Information shown
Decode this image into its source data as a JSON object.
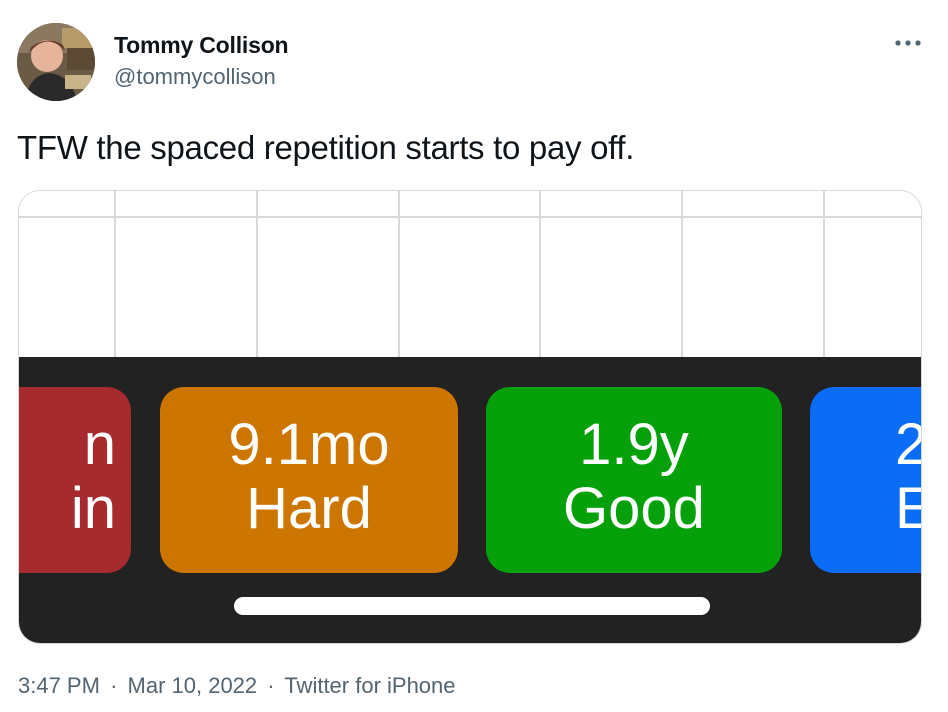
{
  "author": {
    "name": "Tommy Collison",
    "handle": "@tommycollison"
  },
  "tweet": {
    "text": "TFW the spaced repetition starts to pay off."
  },
  "media": {
    "buttons": [
      {
        "interval": "n",
        "label": "in",
        "color": "#a52b2f"
      },
      {
        "interval": "9.1mo",
        "label": "Hard",
        "color": "#cc7600"
      },
      {
        "interval": "1.9y",
        "label": "Good",
        "color": "#06a10a"
      },
      {
        "interval": "2",
        "label": "E",
        "color": "#0b6cf5"
      }
    ]
  },
  "meta": {
    "time": "3:47 PM",
    "separator": "·",
    "date": "Mar 10, 2022",
    "source": "Twitter for iPhone"
  },
  "icons": {
    "more": "more-horizontal-icon"
  }
}
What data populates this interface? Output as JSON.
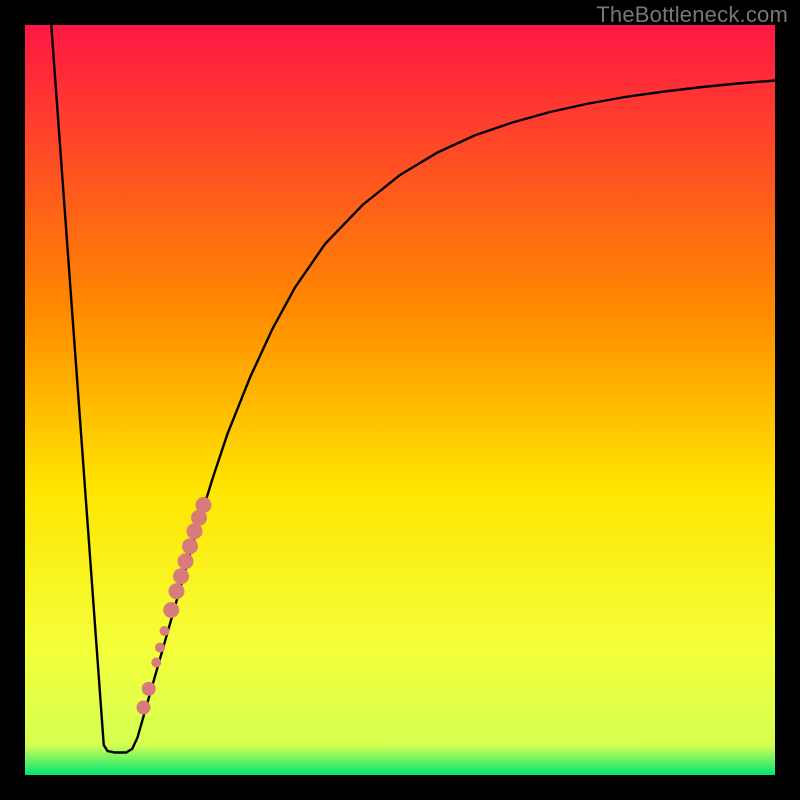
{
  "watermark": "TheBottleneck.com",
  "chart_data": {
    "type": "line",
    "title": "",
    "xlabel": "",
    "ylabel": "",
    "ylim": [
      0,
      100
    ],
    "xlim": [
      0,
      100
    ],
    "gradient_colors": {
      "top": "#ff1744",
      "mid_upper": "#ff8a00",
      "mid": "#ffe600",
      "lower": "#f4ff3a",
      "bottom": "#00e676"
    },
    "curve_points": [
      {
        "x": 3.5,
        "y": 100
      },
      {
        "x": 10.5,
        "y": 4
      },
      {
        "x": 11,
        "y": 3.2
      },
      {
        "x": 12,
        "y": 3
      },
      {
        "x": 13.5,
        "y": 3
      },
      {
        "x": 14.3,
        "y": 3.5
      },
      {
        "x": 15,
        "y": 5
      },
      {
        "x": 17,
        "y": 12
      },
      {
        "x": 19,
        "y": 19
      },
      {
        "x": 21,
        "y": 26
      },
      {
        "x": 23,
        "y": 33
      },
      {
        "x": 25,
        "y": 39.5
      },
      {
        "x": 27,
        "y": 45.5
      },
      {
        "x": 30,
        "y": 53
      },
      {
        "x": 33,
        "y": 59.5
      },
      {
        "x": 36,
        "y": 65
      },
      {
        "x": 40,
        "y": 70.8
      },
      {
        "x": 45,
        "y": 76
      },
      {
        "x": 50,
        "y": 80
      },
      {
        "x": 55,
        "y": 83
      },
      {
        "x": 60,
        "y": 85.3
      },
      {
        "x": 65,
        "y": 87
      },
      {
        "x": 70,
        "y": 88.4
      },
      {
        "x": 75,
        "y": 89.5
      },
      {
        "x": 80,
        "y": 90.4
      },
      {
        "x": 85,
        "y": 91.1
      },
      {
        "x": 90,
        "y": 91.7
      },
      {
        "x": 95,
        "y": 92.2
      },
      {
        "x": 100,
        "y": 92.6
      }
    ],
    "marker_points": [
      {
        "x": 15.8,
        "y": 9.0,
        "r": 7
      },
      {
        "x": 16.5,
        "y": 11.5,
        "r": 7
      },
      {
        "x": 17.5,
        "y": 15.0,
        "r": 5
      },
      {
        "x": 18.0,
        "y": 17.0,
        "r": 5
      },
      {
        "x": 18.6,
        "y": 19.2,
        "r": 5
      },
      {
        "x": 19.5,
        "y": 22.0,
        "r": 8
      },
      {
        "x": 20.2,
        "y": 24.5,
        "r": 8
      },
      {
        "x": 20.8,
        "y": 26.5,
        "r": 8
      },
      {
        "x": 21.4,
        "y": 28.5,
        "r": 8
      },
      {
        "x": 22.0,
        "y": 30.5,
        "r": 8
      },
      {
        "x": 22.6,
        "y": 32.5,
        "r": 8
      },
      {
        "x": 23.2,
        "y": 34.3,
        "r": 8
      },
      {
        "x": 23.8,
        "y": 36.0,
        "r": 8
      }
    ],
    "marker_color": "#d77b7b",
    "curve_color": "#000000"
  }
}
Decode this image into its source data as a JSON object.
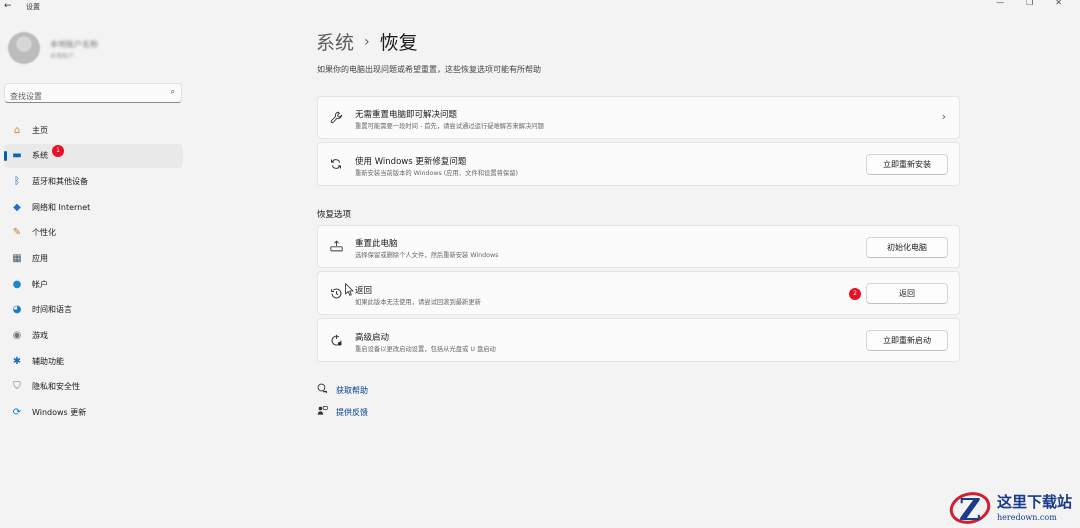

Challenge
Search the entries for the word "interval" and gather every line where it appears.

Worked answer
        "interval": "n",
        "interval": "9.1mo",
        "interval": "1.9y",
        "interval": "2",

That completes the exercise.